*Task directions:* Transcribe the whole listing below without changing a word, but leave out every image.
══ Record extracts ══
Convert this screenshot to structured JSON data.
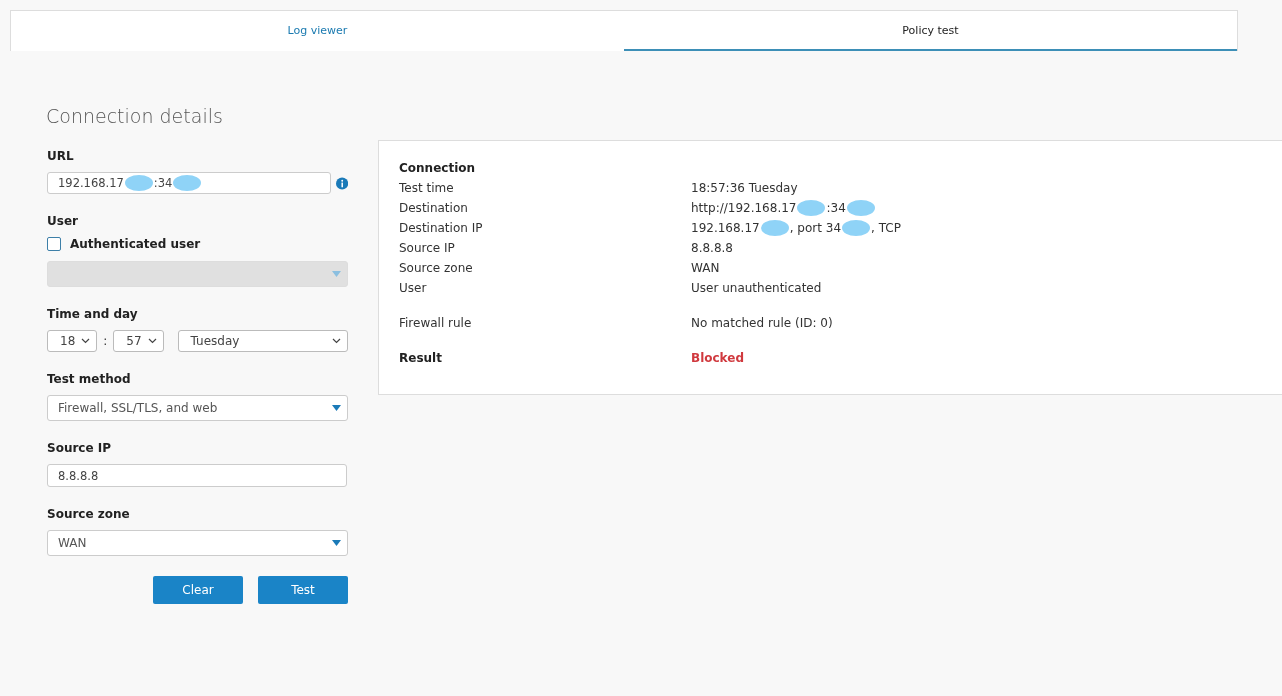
{
  "tabs": [
    {
      "label": "Log viewer",
      "selected": false
    },
    {
      "label": "Policy test",
      "selected": true
    }
  ],
  "form": {
    "title": "Connection details",
    "url": {
      "label": "URL",
      "segments": [
        {
          "text": "192.168.17",
          "masked_after": true
        },
        {
          "text": ":34",
          "masked_after": true
        }
      ]
    },
    "user": {
      "label": "User",
      "checkbox_label": "Authenticated user",
      "checked": false,
      "disabled_select": true
    },
    "time": {
      "label": "Time and day",
      "hour": "18",
      "minute": "57",
      "separator": ":",
      "day": "Tuesday"
    },
    "test_method": {
      "label": "Test method",
      "value": "Firewall, SSL/TLS, and web"
    },
    "source_ip": {
      "label": "Source IP",
      "value": "8.8.8.8"
    },
    "source_zone": {
      "label": "Source zone",
      "value": "WAN"
    },
    "buttons": [
      "Clear",
      "Test"
    ]
  },
  "result": {
    "groups": [
      {
        "rows": [
          {
            "kind": "heading",
            "label": "Connection"
          },
          {
            "kind": "row",
            "label": "Test time",
            "segments": [
              {
                "text": "18:57:36 Tuesday"
              }
            ]
          },
          {
            "kind": "row",
            "label": "Destination",
            "segments": [
              {
                "text": "http://192.168.17",
                "masked_after": true
              },
              {
                "text": ":34",
                "masked_after": true
              }
            ]
          },
          {
            "kind": "row",
            "label": "Destination IP",
            "segments": [
              {
                "text": "192.168.17",
                "masked_after": true
              },
              {
                "text": ", port 34",
                "masked_after": true
              },
              {
                "text": ", TCP"
              }
            ]
          },
          {
            "kind": "row",
            "label": "Source IP",
            "segments": [
              {
                "text": "8.8.8.8"
              }
            ]
          },
          {
            "kind": "row",
            "label": "Source zone",
            "segments": [
              {
                "text": "WAN"
              }
            ]
          },
          {
            "kind": "row",
            "label": "User",
            "segments": [
              {
                "text": "User unauthenticated"
              }
            ]
          }
        ]
      },
      {
        "rows": [
          {
            "kind": "row",
            "label": "Firewall rule",
            "segments": [
              {
                "text": "No matched rule (ID: 0)"
              }
            ]
          }
        ]
      },
      {
        "rows": [
          {
            "kind": "result",
            "label": "Result",
            "segments": [
              {
                "text": "Blocked"
              }
            ]
          }
        ]
      }
    ]
  }
}
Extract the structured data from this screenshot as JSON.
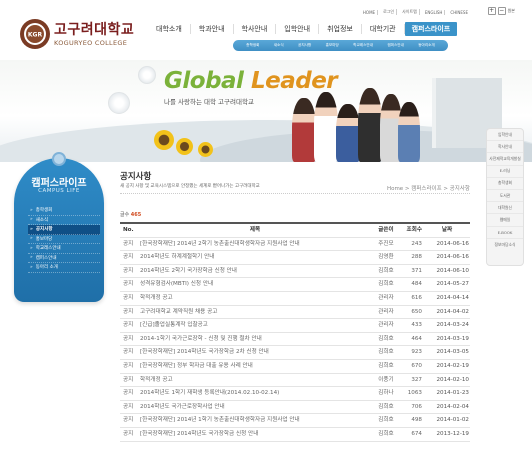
═══
*Expected answer:*
Convert this screenshot to structured JSON data.
{
  "tabs": [
    {
      "label": "Log viewer",
      "selected": false
    },
    {
      "label": "Policy test",
      "selected": true
    }
  ],
  "form": {
    "title": "Connection details",
    "url": {
      "label": "URL",
      "segments": [
        {
          "text": "192.168.17",
          "masked_after": true
        },
        {
          "text": ":34",
          "masked_after": true
        }
      ]
    },
    "user": {
      "label": "User",
      "checkbox_label": "Authenticated user",
      "checked": false,
      "disabled_select": true
    },
    "time": {
      "label": "Time and day",
      "hour": "18",
      "minute": "57",
      "separator": ":",
      "day": "Tuesday"
    },
    "test_method": {
      "label": "Test method",
      "value": "Firewall, SSL/TLS, and web"
    },
    "source_ip": {
      "label": "Source IP",
      "value": "8.8.8.8"
    },
    "source_zone": {
      "label": "Source zone",
      "value": "WAN"
    },
    "buttons": [
      "Clear",
      "Test"
    ]
  },
  "result": {
    "groups": [
      {
        "rows": [
          {
            "kind": "heading",
            "label": "Connection"
          },
          {
            "kind": "row",
            "label": "Test time",
            "segments": [
              {
                "text": "18:57:36 Tuesday"
              }
            ]
          },
          {
            "kind": "row",
            "label": "Destination",
            "segments": [
              {
                "text": "http://192.168.17",
                "masked_after": true
              },
              {
                "text": ":34",
                "masked_after": true
              }
            ]
          },
          {
            "kind": "row",
            "label": "Destination IP",
            "segments": [
              {
                "text": "192.168.17",
                "masked_after": true
              },
              {
                "text": ", port 34",
                "masked_after": true
              },
              {
                "text": ", TCP"
              }
            ]
          },
          {
            "kind": "row",
            "label": "Source IP",
            "segments": [
              {
                "text": "8.8.8.8"
              }
            ]
          },
          {
            "kind": "row",
            "label": "Source zone",
            "segments": [
              {
                "text": "WAN"
              }
            ]
          },
          {
            "kind": "row",
            "label": "User",
            "segments": [
              {
                "text": "User unauthenticated"
              }
            ]
          }
        ]
      },
      {
        "rows": [
          {
            "kind": "row",
            "label": "Firewall rule",
            "segments": [
              {
                "text": "No matched rule (ID: 0)"
              }
            ]
          }
        ]
      },
      {
        "rows": [
          {
            "kind": "result",
            "label": "Result",
            "segments": [
              {
                "text": "Blocked"
              }
            ]
          }
        ]
      }
    ]
  }
}
Extract the structured data from this screenshot as JSON.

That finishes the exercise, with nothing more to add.